### INSTRUCTIONS
- a) Reproduce the part of the leadership post that opens with the words containing "Now this is" and closes with "it is wisdom.", changing "forethought" to "foresight".
- b) Which passage does the leadership post cite for Jesus sending two disciples to get a colt?
- c) Carry the leadership post forward from its last sentence.

===== SOURCE PASSAGE =====

Developing Leaders – Tom Yeakley

Taking the Mystery out of Leadership

Archive for the month “April, 2020”

Planning into a Turbulent Future 1

And whatever town or village you enter, find out who is worthy in it and stay there until you depart.  As you enter the house, greet it.  And if the house is worthy, let your peace come upon it, but if it is not worthy, let your peace return to you.  And if anyone will not receive you or listen to your words, shake off the dust from your feet when you leave that house or town.     Matthew 10:11-14  ESV

Jesus was preparing His disciples for a short-term mission assignment.  He gave them very specific instructions on what to take or not take with them, the audience of their mission and how they were to interact with those they were sent to.  But note that He also helps them anticipate various responses when they enter the villages – both when received positively and also when they are rejected.  He is helping them by doing some scenario planning.

When Jesus sends the two disciples to get a colt, he again helps them anticipate a possible response to those who might think they are stealing it (see Mark 11:1-7).  And it came to pass exactly as anticipated.

Now this is fascinating because Jesus knows the responses they will receive, but they don’t.  Thus, He gives them some preparation so that they are not taken by surprise and have some forethought on how to deal with differing scenarios.  Scenario planning that anticipates several possible future situations is not a lack of faith, but rather it is wisdom.

The enemy will always try to take your focus off the Lord and place it on our threatening circumstances.  While paying attention to and planning for current and possible realities, always, always keep your eyes fixed on Jesus.  Key your head up and your eyes fixed on Him.

Therefore, since we are surrounded by such a great cloud of witnesses, let us throw off everything that hinders and the sin that so easily entangles. And let us run with perseverance the race marked out for us, fixing our eyes on Jesus, the pioneer and perfecter of faith.     Hebrews 12:1-2  ESV

Next we will address how to do wise scenario planning… stay tuned!

Leaders and Crisis

Life and leadership bring crisis moments whether we are expecting them or not. They just happen! This reality should prepare us to address them when they show up. But we are often taken by surprise when a crisis interrupts our plans. Crises are not something to be dreaded, but rather embraced.

===== PROVIDED INFORMATION =====

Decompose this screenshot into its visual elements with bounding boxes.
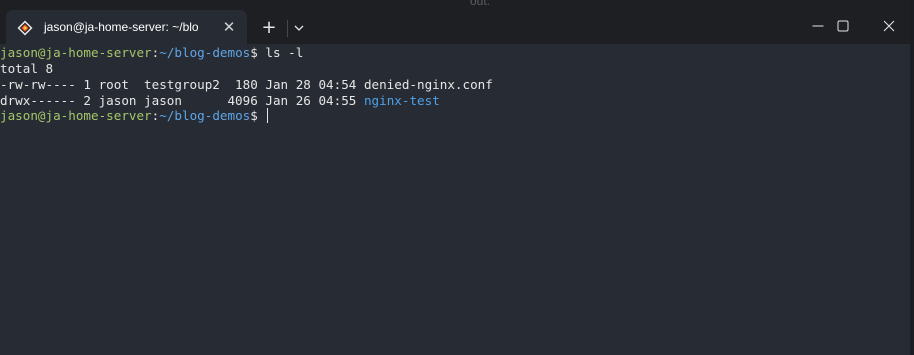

=====
===== PROVIDED INFORMATION =====

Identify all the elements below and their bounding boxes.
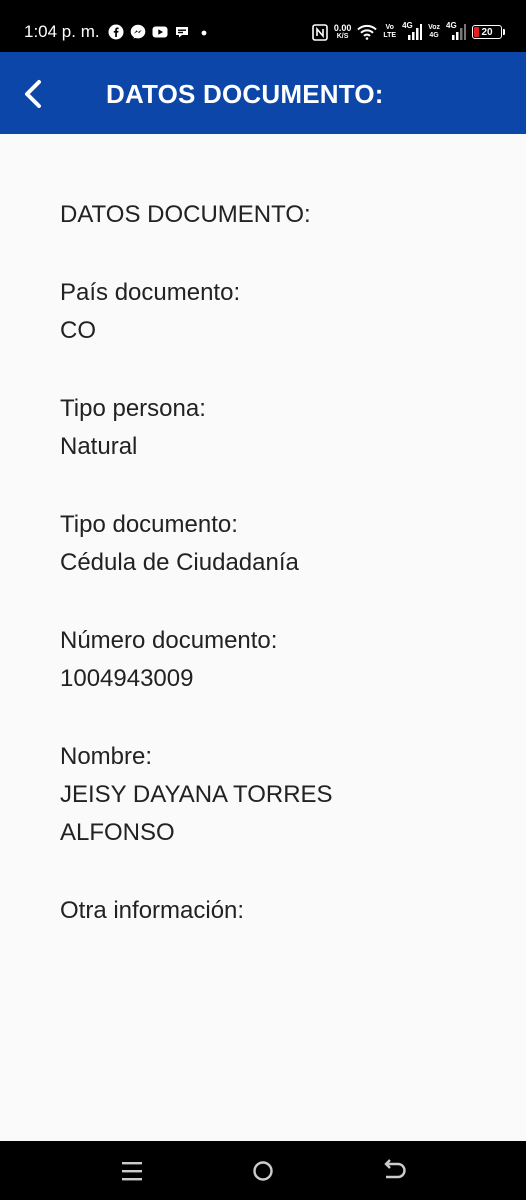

=====

### REPLIES
- a)
Now this is fascinating because Jesus knows the responses they will receive, but they don’t.  Thus, He gives them some preparation so that they are not taken by surprise and have some foresight on how to deal with differing scenarios.  Scenario planning that anticipates several possible future situations is not a lack of faith, but rather it is wisdom.

- b) Mark 11:1-7

- c)
The following are several thoughts on how to face up to your next leadership crisis:
1. Adjust your attitude! This current crisis is an opportunity for your personal growth as a leader as you address this latest ‘disaster.’ Rather than fearing this crisis, embrace it and look for the Lord to help you not only conquer the problem, but also turn this into a hidden blessing.

2. Move towards it now! It will not solve itself! If ignored, it will probably grow worse, bigger, more ominous, or ripple out to influence more people. Just as David ran towards Goliath (see 1 Samuel 17:48), move towards this threat and engage!

3. Do not delegate your problems to someone else on your team. Others can ‘smell’ that kind of lack of courage or unwillingness to deal with something that is messy.

4. While not delegating the crisis to another, loop in some others for help. You continue to run point on the crisis, but by bring in others for help they too will grow from the experience and their contributions will often help bring about a better solution than if you handled it all yourself.

5. Look for the best solution to the problem, not just the quickest or easiest. One practical discipline that I have tried to develop in this area of problem solving is to force myself to come up with several possible solutions, not just one. But doing this I am often pushing myself to think more deeply or broadly to different, more creative ways to solve the issue. The final action is often some combination of several possible solution scenarios.

6. Expect God to help you. He has promised to never leave you or forsake you (Matthew 28:20). Look to Him in the midst of seeking a way forward. The prayer of Jehoshaphat in 2 Chronicles 20:12 is instructive, “Lord… we do not know what to do, but our eyes are on you.”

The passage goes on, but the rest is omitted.